Another separate comment is deserved on the features of MG-DIS items. Some of them are quite narrow: for example, all those referred to eating and drinking. These two activities are underlined by generalized (cutting food; opening bottles) and bulbar involvement (chewing and ingesting food; swallowing a beverage) that were perceived as distinct by patients at the first step of MG-DIS development: such a distinction was also confirmed—at least for the Italian language—in the validation process. On the contrary, other are quite broad: the most outstanding example of this is the item referred to “dressing” (i.e. putting on or taking off socks and footwear, skirts or trousers, shirts, hats, gloves), that merges different contents and also implies the use of different muscle groups. The content of the item is the activity of dressing which is a clearly identified activity despite variation due to gender (i.e. wearing skirts), season (i.e. the use of coats in cold periods) and contexts (i.e. the use of formal or informal clothes). It has moreover to be noted that the version herein presented was validated in Italian language, and the item included in the manuscript did not underwent a formal process of translation and back-translation (the Italian version is included in supplementary materials).

=== EXERCISE DIRECTIONS ===
Condense the paragraph in the source text above that begins "Another separate comment is deserved" into a short bulleted list that keeps its main facts.

=== DATA FOR ANALYSIS ===
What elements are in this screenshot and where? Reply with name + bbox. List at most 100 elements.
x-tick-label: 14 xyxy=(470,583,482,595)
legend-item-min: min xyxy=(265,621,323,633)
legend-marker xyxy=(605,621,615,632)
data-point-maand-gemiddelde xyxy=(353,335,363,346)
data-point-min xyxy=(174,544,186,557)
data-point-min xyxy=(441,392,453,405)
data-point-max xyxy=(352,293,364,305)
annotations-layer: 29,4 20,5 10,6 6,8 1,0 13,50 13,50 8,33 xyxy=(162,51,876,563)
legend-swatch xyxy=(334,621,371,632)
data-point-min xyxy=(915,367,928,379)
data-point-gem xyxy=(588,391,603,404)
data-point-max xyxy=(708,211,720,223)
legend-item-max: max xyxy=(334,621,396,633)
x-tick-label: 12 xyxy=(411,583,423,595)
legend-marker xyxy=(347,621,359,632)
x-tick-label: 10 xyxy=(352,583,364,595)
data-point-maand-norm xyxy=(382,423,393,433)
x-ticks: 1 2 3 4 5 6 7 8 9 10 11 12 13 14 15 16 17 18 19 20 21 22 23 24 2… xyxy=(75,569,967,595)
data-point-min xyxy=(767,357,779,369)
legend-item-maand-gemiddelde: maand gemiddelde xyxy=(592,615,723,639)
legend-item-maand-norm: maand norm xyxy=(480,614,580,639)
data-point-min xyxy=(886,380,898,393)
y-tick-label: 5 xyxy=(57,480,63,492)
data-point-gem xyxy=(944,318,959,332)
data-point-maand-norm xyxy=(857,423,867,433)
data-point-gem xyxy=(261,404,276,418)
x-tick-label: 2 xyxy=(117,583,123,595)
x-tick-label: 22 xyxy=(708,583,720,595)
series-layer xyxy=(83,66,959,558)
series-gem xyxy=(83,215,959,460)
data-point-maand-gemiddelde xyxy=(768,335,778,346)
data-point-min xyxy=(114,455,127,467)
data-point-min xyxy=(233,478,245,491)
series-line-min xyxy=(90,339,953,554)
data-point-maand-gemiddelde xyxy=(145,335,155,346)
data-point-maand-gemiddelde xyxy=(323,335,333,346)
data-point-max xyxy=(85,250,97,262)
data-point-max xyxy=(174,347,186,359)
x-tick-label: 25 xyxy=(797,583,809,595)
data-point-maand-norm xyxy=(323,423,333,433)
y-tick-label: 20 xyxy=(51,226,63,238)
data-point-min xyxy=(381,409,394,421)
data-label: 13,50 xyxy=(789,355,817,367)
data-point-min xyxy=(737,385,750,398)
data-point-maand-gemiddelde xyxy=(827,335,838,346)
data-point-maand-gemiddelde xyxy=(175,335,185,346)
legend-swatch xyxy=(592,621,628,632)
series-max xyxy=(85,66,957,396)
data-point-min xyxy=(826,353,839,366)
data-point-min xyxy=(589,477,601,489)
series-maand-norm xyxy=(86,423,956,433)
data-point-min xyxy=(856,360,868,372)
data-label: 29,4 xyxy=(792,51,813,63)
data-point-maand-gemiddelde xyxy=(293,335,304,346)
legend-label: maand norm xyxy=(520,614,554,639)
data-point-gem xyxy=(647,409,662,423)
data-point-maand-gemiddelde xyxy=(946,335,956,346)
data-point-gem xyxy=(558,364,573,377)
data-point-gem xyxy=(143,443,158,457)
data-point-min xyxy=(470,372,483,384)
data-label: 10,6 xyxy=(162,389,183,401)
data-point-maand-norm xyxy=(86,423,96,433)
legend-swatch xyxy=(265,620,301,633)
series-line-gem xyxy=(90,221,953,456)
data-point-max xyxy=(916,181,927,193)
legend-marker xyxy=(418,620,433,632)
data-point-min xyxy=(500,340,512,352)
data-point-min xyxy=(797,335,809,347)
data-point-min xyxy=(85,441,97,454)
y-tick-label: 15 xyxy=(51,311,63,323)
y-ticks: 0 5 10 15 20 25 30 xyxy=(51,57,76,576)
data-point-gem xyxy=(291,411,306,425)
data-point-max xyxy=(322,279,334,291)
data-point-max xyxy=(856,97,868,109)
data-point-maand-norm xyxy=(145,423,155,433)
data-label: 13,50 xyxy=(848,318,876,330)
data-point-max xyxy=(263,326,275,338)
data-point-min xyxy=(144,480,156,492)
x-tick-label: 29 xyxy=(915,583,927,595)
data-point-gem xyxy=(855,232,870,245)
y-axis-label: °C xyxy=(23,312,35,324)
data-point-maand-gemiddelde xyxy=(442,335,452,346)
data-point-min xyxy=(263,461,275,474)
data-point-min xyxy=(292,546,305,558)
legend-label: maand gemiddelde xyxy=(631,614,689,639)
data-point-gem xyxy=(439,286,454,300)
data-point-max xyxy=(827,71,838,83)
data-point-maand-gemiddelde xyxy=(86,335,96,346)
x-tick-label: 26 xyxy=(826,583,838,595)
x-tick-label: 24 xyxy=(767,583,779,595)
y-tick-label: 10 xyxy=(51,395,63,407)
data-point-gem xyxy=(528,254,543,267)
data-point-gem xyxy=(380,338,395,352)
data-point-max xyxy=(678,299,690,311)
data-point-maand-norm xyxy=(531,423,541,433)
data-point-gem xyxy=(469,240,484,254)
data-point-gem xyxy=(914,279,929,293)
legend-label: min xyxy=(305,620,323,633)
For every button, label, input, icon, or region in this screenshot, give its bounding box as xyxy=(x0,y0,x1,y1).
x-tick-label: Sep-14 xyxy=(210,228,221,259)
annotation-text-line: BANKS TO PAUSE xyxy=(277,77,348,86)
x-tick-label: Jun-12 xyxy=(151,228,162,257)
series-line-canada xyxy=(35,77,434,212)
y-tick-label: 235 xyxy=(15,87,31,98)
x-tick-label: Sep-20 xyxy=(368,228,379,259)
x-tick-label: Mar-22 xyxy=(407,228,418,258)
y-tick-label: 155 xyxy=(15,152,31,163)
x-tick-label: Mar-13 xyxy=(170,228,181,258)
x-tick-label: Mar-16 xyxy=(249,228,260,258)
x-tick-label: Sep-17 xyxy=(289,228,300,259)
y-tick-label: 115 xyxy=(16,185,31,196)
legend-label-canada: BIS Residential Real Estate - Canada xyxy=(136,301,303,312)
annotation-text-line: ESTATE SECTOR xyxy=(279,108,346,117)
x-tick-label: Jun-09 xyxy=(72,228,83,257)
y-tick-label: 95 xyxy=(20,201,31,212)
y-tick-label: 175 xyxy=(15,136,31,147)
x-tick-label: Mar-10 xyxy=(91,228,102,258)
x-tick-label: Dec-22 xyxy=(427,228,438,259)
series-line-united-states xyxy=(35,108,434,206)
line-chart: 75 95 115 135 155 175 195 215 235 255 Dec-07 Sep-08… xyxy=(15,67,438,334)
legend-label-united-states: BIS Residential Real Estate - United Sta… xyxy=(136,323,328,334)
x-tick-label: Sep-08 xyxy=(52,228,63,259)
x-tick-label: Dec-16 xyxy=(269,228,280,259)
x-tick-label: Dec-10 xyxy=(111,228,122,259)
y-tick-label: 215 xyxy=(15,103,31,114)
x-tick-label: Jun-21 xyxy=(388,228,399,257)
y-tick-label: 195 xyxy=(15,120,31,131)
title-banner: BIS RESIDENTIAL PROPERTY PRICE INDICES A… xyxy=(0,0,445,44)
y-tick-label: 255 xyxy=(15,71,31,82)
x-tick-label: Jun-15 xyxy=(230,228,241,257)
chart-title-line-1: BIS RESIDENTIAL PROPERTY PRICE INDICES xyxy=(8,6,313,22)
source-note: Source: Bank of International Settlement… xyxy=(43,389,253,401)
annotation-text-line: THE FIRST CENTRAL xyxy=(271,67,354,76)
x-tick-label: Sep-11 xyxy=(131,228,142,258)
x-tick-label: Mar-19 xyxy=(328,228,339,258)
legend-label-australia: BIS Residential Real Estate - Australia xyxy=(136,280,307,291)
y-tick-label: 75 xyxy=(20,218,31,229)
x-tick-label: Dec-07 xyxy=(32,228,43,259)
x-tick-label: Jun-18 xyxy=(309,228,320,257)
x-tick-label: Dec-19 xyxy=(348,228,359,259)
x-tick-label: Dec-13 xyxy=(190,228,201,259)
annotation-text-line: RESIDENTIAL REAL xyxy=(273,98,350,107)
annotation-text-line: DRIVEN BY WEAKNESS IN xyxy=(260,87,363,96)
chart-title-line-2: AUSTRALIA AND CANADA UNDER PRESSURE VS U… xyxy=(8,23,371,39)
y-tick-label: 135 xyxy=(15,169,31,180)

=== THE COMPLETED TASK ===
- Some MG-DIS items are narrow, such as all those about eating and drinking.
- Both activities involve generalized involvement (cutting food, opening bottles) and bulbar involvement (chewing and ingesting food, swallowing a beverage). Patients saw these as distinct in the first step of MG-DIS development, and validation confirmed this, at least for Italian.
- Other items are broad. The clearest case is "dressing" (putting on or taking off socks and footwear, skirts or trousers, shirts, hats, gloves), which merges different contents and uses different muscle groups.
- Dressing is still a clearly identified activity, despite variation by gender, season and context.
- The version presented was validated in Italian. The item in the manuscript was not formally translated and back-translated. The Italian version is in the supplementary materials.